Task description: In the copy, include every entry exactly but none of the pictures.

##### Data entries #####

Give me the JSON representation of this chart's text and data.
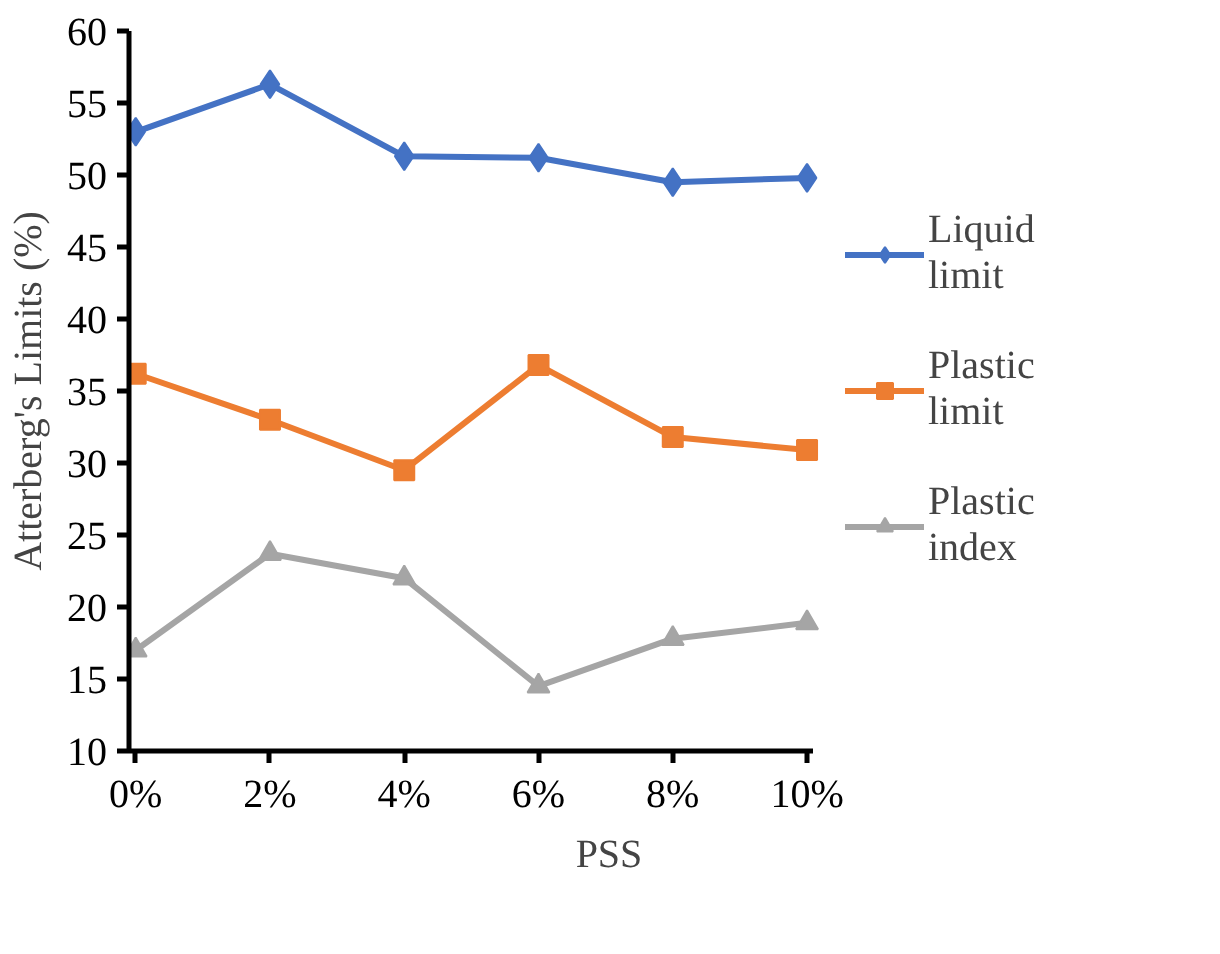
{
  "chart_data": {
    "type": "line",
    "xlabel": "PSS",
    "ylabel": "Atterberg's Limits (%)",
    "categories": [
      "0%",
      "2%",
      "4%",
      "6%",
      "8%",
      "10%"
    ],
    "ylim": [
      10,
      60
    ],
    "yticks": [
      10,
      15,
      20,
      25,
      30,
      35,
      40,
      45,
      50,
      55,
      60
    ],
    "grid": false,
    "legend": "right",
    "line_style": "solid",
    "series": [
      {
        "name": "Liquid limit",
        "color": "#4472c4",
        "marker": "diamond",
        "values": [
          53.0,
          56.3,
          51.3,
          51.2,
          49.5,
          49.8
        ]
      },
      {
        "name": "Plastic limit",
        "color": "#ed7d31",
        "marker": "square",
        "values": [
          36.2,
          33.0,
          29.5,
          36.8,
          31.8,
          30.9
        ]
      },
      {
        "name": "Plastic index",
        "color": "#a5a5a5",
        "marker": "triangle",
        "values": [
          17.0,
          23.7,
          22.0,
          14.5,
          17.8,
          18.9
        ]
      }
    ]
  }
}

#####

Correct response:
Give me the JSON representation of this chart's text and data.
{
  "chart_data": {
    "type": "line",
    "xlabel": "PSS",
    "ylabel": "Atterberg's Limits (%)",
    "categories": [
      "0%",
      "2%",
      "4%",
      "6%",
      "8%",
      "10%"
    ],
    "ylim": [
      10,
      60
    ],
    "yticks": [
      10,
      15,
      20,
      25,
      30,
      35,
      40,
      45,
      50,
      55,
      60
    ],
    "grid": false,
    "legend": "right",
    "line_style": "solid",
    "series": [
      {
        "name": "Liquid limit",
        "color": "#4472c4",
        "marker": "diamond",
        "values": [
          53.0,
          56.3,
          51.3,
          51.2,
          49.5,
          49.8
        ]
      },
      {
        "name": "Plastic limit",
        "color": "#ed7d31",
        "marker": "square",
        "values": [
          36.2,
          33.0,
          29.5,
          36.8,
          31.8,
          30.9
        ]
      },
      {
        "name": "Plastic index",
        "color": "#a5a5a5",
        "marker": "triangle",
        "values": [
          17.0,
          23.7,
          22.0,
          14.5,
          17.8,
          18.9
        ]
      }
    ]
  }
}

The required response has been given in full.